**Task instructions:** Search the data for the string "中文泡泡验证码" and extract every line where it appears.
+ + + +
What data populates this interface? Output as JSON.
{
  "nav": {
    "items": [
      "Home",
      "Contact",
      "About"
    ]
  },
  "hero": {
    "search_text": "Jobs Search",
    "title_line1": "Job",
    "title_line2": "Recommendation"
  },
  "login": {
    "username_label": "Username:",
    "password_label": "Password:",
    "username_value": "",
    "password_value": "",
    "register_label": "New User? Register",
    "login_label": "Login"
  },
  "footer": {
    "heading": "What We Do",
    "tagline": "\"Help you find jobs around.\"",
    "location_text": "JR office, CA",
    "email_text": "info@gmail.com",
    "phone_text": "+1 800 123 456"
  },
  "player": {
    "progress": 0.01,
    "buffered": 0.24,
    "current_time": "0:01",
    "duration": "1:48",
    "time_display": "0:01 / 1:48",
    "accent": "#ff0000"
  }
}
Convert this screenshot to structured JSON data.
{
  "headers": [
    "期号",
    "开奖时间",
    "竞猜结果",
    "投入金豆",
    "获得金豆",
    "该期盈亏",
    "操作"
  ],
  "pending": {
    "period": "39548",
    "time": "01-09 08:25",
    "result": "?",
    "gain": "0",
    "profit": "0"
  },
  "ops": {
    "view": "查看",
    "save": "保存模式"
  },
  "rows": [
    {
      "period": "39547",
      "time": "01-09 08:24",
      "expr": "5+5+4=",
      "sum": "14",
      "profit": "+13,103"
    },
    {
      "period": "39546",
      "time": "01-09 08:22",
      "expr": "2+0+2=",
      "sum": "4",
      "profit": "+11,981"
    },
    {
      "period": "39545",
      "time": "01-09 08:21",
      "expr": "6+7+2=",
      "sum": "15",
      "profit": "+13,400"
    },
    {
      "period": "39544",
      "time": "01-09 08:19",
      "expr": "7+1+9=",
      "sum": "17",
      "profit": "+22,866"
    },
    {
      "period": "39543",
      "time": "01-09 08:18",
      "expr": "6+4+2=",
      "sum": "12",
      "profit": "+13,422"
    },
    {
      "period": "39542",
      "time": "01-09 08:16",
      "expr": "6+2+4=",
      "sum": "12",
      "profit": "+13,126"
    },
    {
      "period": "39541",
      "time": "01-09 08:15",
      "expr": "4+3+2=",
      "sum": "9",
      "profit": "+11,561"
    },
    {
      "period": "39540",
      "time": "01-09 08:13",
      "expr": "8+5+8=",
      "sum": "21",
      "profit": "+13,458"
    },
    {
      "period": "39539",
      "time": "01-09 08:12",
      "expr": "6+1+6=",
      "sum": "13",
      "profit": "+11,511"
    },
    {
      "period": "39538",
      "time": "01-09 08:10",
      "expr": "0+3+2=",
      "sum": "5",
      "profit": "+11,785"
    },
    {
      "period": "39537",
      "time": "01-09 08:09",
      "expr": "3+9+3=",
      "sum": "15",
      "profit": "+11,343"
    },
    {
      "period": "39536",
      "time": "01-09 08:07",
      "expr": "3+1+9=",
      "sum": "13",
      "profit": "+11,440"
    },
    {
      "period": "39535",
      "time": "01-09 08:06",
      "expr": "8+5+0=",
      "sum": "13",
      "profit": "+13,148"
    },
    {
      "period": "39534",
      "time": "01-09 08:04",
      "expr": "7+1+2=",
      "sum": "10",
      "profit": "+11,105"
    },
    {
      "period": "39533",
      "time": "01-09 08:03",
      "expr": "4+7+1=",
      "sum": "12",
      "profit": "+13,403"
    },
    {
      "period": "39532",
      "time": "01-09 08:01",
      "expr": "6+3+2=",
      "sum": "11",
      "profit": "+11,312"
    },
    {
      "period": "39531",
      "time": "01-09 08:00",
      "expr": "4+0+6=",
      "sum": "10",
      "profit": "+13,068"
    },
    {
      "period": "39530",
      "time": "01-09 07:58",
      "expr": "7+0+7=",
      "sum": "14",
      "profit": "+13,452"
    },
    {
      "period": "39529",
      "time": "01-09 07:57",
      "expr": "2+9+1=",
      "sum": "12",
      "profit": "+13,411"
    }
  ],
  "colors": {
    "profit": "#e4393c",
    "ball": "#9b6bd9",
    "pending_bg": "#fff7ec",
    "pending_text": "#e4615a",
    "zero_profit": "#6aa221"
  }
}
+ + + +
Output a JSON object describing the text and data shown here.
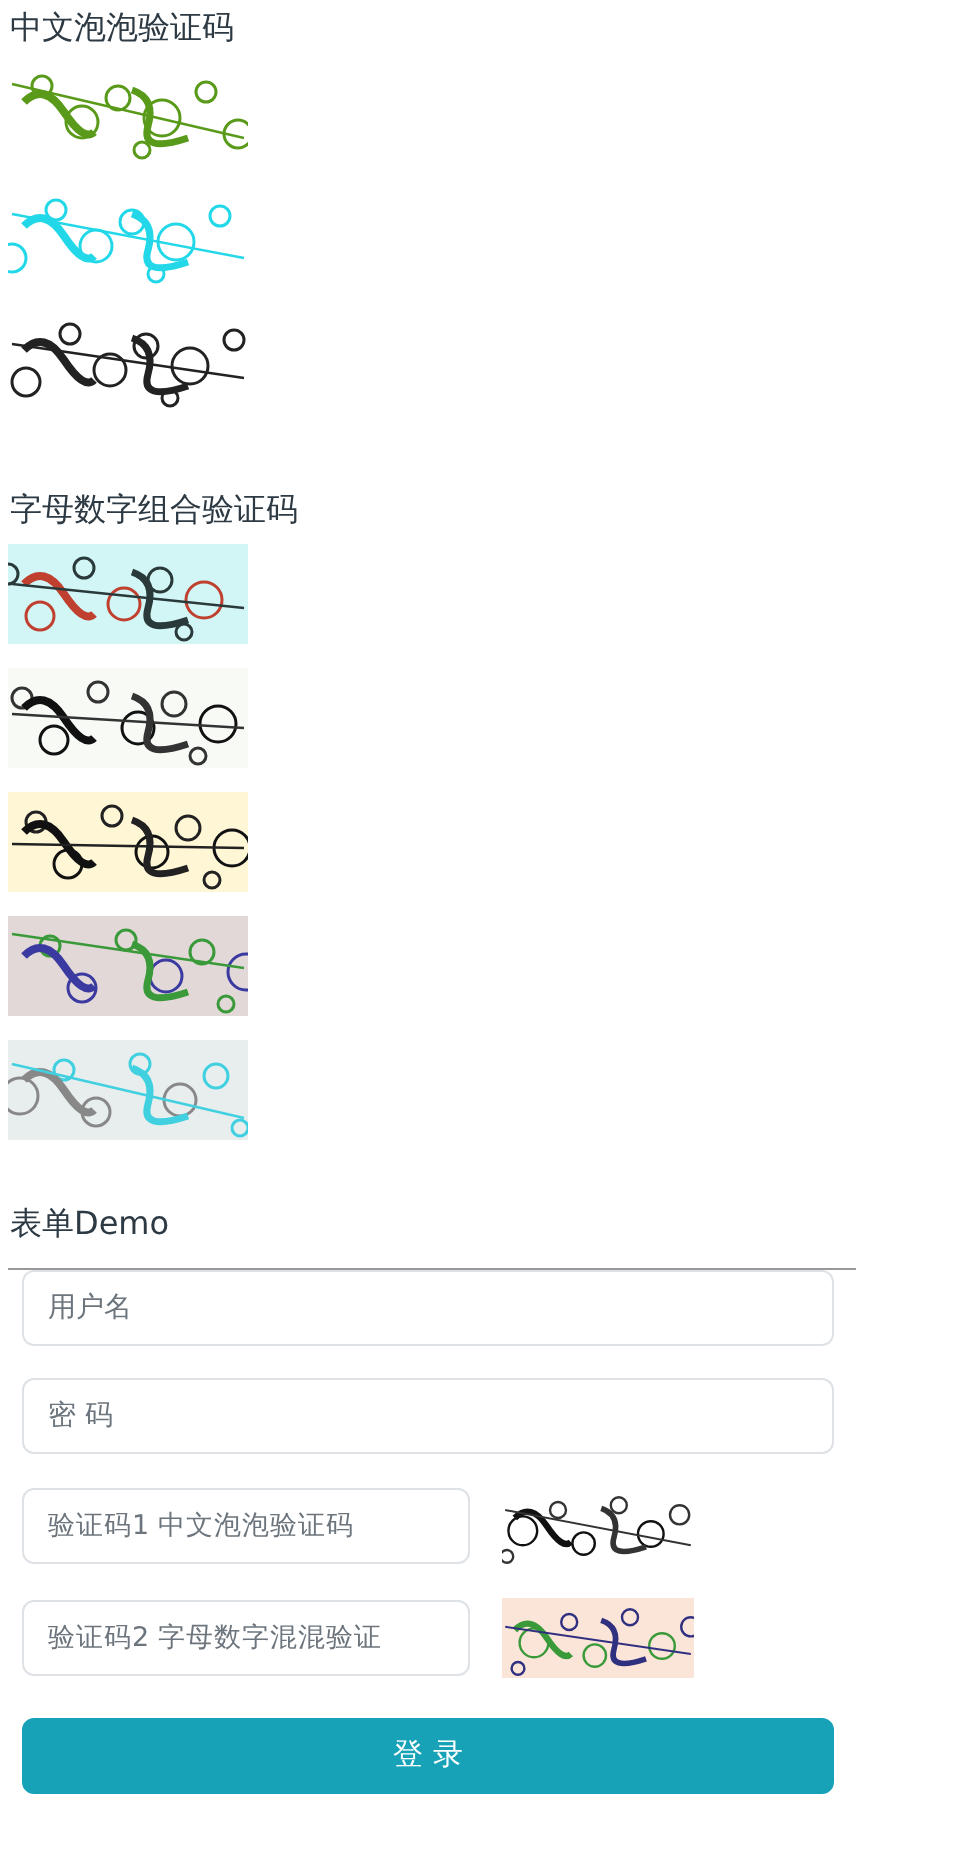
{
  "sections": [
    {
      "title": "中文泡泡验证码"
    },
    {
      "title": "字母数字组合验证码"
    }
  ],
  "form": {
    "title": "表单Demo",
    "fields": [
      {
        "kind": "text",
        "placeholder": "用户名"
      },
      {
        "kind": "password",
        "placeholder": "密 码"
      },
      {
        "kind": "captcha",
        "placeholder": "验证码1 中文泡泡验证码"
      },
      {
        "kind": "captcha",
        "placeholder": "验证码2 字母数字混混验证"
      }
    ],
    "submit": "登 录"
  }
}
+ + + +
**The reply:**
      "title": "中文泡泡验证码"
        "placeholder": "验证码1 中文泡泡验证码"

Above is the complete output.